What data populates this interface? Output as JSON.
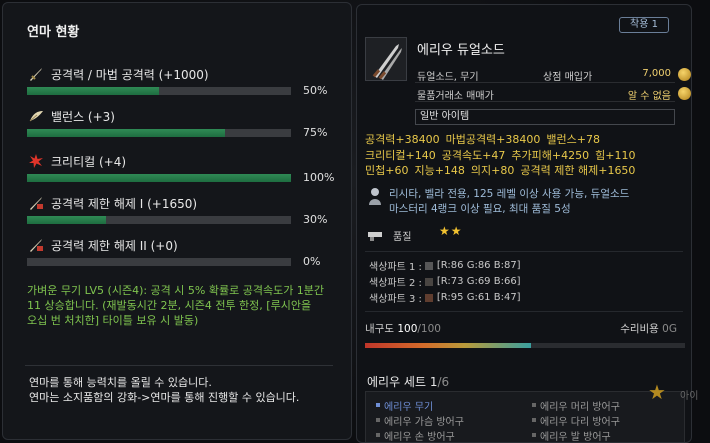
{
  "left": {
    "title": "연마 현황",
    "stats": [
      {
        "label": "공격력 / 마법 공격력 (+1000)",
        "pct_text": "50%",
        "fill": 0.5,
        "icon": "sword-icon"
      },
      {
        "label": "밸런스 (+3)",
        "pct_text": "75%",
        "fill": 0.75,
        "icon": "feather-icon"
      },
      {
        "label": "크리티컬 (+4)",
        "pct_text": "100%",
        "fill": 1.0,
        "icon": "critical-burst-icon"
      },
      {
        "label": "공격력 제한 해제 I (+1650)",
        "pct_text": "30%",
        "fill": 0.3,
        "icon": "unlock-sword-icon"
      },
      {
        "label": "공격력 제한 해제 II (+0)",
        "pct_text": "0%",
        "fill": 0.0,
        "icon": "unlock-sword-icon"
      }
    ],
    "description": [
      "가벼운 무기 LV5 (시즌4): 공격 시 5% 확률로 공격속도가 1분간",
      "11 상승합니다. (재발동시간 2분, 시즌4 전투 한정, [루시안을",
      "오십 번 처치한] 타이틀 보유 시 발동)"
    ],
    "footer": [
      "연마를 통해 능력치를 올릴 수 있습니다.",
      "연마는 소지품함의 강화->연마를 통해 진행할 수 있습니다."
    ]
  },
  "item": {
    "badge": "착용 1",
    "name": "에리우 듀얼소드",
    "type_label": "듀얼소드, 무기",
    "shop_label": "상점 매입가",
    "shop_price": "7,000",
    "trade_label": "물품거래소 매매가",
    "trade_value": "알 수 없음",
    "grade": "일반 아이템",
    "stats_lines": [
      [
        "공격력+38400",
        "마법공격력+38400",
        "밸런스+78"
      ],
      [
        "크리티컬+140",
        "공격속도+47",
        "추가피해+4250",
        "힘+110"
      ],
      [
        "민첩+60",
        "지능+148",
        "의지+80",
        "공격력 제한 해제+1650"
      ]
    ],
    "requirement": [
      "리시타, 벨라 전용, 125 레벨 이상 사용 가능, 듀얼소드",
      "마스터리 4랭크 이상 필요, 최대 품질 5성"
    ],
    "quality_label": "품질",
    "quality_stars": "★★",
    "colors": [
      {
        "label": "색상파트 1 :",
        "value": "[R:86 G:86 B:87]",
        "hex": "#565657"
      },
      {
        "label": "색상파트 2 :",
        "value": "[R:73 G:69 B:66]",
        "hex": "#494542"
      },
      {
        "label": "색상파트 3 :",
        "value": "[R:95 G:61 B:47]",
        "hex": "#5f3d2f"
      }
    ],
    "durability_label": "내구도",
    "durability_current": "100",
    "durability_max": "/100",
    "durability_fill": 1.0,
    "repair_label": "수리비용",
    "repair_value": "0G",
    "set_title": "에리우 세트",
    "set_count": "1",
    "set_total": "/6",
    "set_items": [
      {
        "label": "에리우 무기",
        "active": true
      },
      {
        "label": "에리우 머리 방어구",
        "active": false
      },
      {
        "label": "에리우 가슴 방어구",
        "active": false
      },
      {
        "label": "에리우 다리 방어구",
        "active": false
      },
      {
        "label": "에리우 손 방어구",
        "active": false
      },
      {
        "label": "에리우 발 방어구",
        "active": false
      }
    ]
  },
  "side": {
    "text": "아이"
  }
}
┄┄┄┄┄┄┄┄┄┄
#### [Set task]
Check each line of the records for the word "색상파트", and show the lines that contain it.

#### [Written response]
        "label": "색상파트 1 :",
        "label": "색상파트 2 :",
        "label": "색상파트 3 :",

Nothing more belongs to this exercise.